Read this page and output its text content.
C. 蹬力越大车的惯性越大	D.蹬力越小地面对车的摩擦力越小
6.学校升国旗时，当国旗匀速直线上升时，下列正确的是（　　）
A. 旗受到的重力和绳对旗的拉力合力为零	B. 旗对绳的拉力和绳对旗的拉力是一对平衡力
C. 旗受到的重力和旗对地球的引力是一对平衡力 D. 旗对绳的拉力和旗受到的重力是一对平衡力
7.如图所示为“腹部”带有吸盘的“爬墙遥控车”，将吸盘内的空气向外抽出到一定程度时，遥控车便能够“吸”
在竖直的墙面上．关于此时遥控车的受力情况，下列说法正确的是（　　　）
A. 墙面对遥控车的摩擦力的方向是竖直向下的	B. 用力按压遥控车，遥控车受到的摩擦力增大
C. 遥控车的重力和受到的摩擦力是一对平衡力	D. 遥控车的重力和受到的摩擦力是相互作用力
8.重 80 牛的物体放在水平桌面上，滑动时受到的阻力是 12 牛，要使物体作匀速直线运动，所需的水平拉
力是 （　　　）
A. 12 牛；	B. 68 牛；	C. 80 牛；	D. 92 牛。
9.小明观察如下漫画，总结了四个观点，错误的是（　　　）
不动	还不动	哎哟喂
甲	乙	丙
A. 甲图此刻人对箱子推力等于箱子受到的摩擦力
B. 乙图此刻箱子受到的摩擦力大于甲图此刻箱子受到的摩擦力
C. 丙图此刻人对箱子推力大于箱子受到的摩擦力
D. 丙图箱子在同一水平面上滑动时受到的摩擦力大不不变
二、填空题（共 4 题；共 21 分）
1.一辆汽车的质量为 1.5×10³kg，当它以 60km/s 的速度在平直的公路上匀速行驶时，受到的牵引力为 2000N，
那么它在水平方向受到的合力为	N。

※

> _Given exercise_
Above are the records; retype every one exactly.

> _Finished answer_
Read this page and output its text content.
C. 蹬力越大车的惯性越大	D.蹬力越小地面对车的摩擦力越小
6.学校升国旗时，当国旗匀速直线上升时，下列正确的是（　　）
A. 旗受到的重力和绳对旗的拉力合力为零	B. 旗对绳的拉力和绳对旗的拉力是一对平衡力
C. 旗受到的重力和旗对地球的引力是一对平衡力 D. 旗对绳的拉力和旗受到的重力是一对平衡力
7.如图所示为“腹部”带有吸盘的“爬墙遥控车”，将吸盘内的空气向外抽出到一定程度时，遥控车便能够“吸”
在竖直的墙面上．关于此时遥控车的受力情况，下列说法正确的是（　　　）
A. 墙面对遥控车的摩擦力的方向是竖直向下的	B. 用力按压遥控车，遥控车受到的摩擦力增大
C. 遥控车的重力和受到的摩擦力是一对平衡力	D. 遥控车的重力和受到的摩擦力是相互作用力
8.重 80 牛的物体放在水平桌面上，滑动时受到的阻力是 12 牛，要使物体作匀速直线运动，所需的水平拉
力是 （　　　）
A. 12 牛；	B. 68 牛；	C. 80 牛；	D. 92 牛。
9.小明观察如下漫画，总结了四个观点，错误的是（　　　）
不动	还不动	哎哟喂
甲	乙	丙
A. 甲图此刻人对箱子推力等于箱子受到的摩擦力
B. 乙图此刻箱子受到的摩擦力大于甲图此刻箱子受到的摩擦力
C. 丙图此刻人对箱子推力大于箱子受到的摩擦力
D. 丙图箱子在同一水平面上滑动时受到的摩擦力大不不变
二、填空题（共 4 题；共 21 分）
1.一辆汽车的质量为 1.5×10³kg，当它以 60km/s 的速度在平直的公路上匀速行驶时，受到的牵引力为 2000N，
那么它在水平方向受到的合力为	N。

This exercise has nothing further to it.